Task directions »
Every line in the listing is to be echoed verbatim.

--- start Task material ---

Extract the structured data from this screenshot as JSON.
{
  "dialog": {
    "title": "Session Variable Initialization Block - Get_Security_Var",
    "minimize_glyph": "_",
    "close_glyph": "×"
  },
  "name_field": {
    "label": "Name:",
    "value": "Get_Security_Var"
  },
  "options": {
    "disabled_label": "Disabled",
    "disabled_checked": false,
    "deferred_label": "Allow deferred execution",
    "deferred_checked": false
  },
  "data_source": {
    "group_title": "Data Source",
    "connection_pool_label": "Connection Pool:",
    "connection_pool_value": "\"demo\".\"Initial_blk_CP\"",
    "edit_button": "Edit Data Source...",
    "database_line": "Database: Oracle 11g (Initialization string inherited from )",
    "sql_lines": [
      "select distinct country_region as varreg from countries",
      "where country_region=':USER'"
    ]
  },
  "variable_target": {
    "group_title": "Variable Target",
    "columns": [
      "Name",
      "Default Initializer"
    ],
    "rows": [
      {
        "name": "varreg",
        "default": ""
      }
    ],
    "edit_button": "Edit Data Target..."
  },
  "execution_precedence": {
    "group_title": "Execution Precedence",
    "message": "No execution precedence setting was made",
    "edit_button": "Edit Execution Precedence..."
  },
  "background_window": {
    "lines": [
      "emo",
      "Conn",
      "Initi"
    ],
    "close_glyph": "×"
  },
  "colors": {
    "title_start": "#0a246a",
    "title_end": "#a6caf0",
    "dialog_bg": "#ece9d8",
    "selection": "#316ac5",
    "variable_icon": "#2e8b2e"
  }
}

--- end Task material ---

Final answer »
Extract the structured data from this screenshot as JSON.
{
  "dialog": {
    "title": "Session Variable Initialization Block - Get_Security_Var",
    "minimize_glyph": "_",
    "close_glyph": "×"
  },
  "name_field": {
    "label": "Name:",
    "value": "Get_Security_Var"
  },
  "options": {
    "disabled_label": "Disabled",
    "disabled_checked": false,
    "deferred_label": "Allow deferred execution",
    "deferred_checked": false
  },
  "data_source": {
    "group_title": "Data Source",
    "connection_pool_label": "Connection Pool:",
    "connection_pool_value": "\"demo\".\"Initial_blk_CP\"",
    "edit_button": "Edit Data Source...",
    "database_line": "Database: Oracle 11g (Initialization string inherited from )",
    "sql_lines": [
      "select distinct country_region as varreg from countries",
      "where country_region=':USER'"
    ]
  },
  "variable_target": {
    "group_title": "Variable Target",
    "columns": [
      "Name",
      "Default Initializer"
    ],
    "rows": [
      {
        "name": "varreg",
        "default": ""
      }
    ],
    "edit_button": "Edit Data Target..."
  },
  "execution_precedence": {
    "group_title": "Execution Precedence",
    "message": "No execution precedence setting was made",
    "edit_button": "Edit Execution Precedence..."
  },
  "background_window": {
    "lines": [
      "emo",
      "Conn",
      "Initi"
    ],
    "close_glyph": "×"
  },
  "colors": {
    "title_start": "#0a246a",
    "title_end": "#a6caf0",
    "dialog_bg": "#ece9d8",
    "selection": "#316ac5",
    "variable_icon": "#2e8b2e"
  }
}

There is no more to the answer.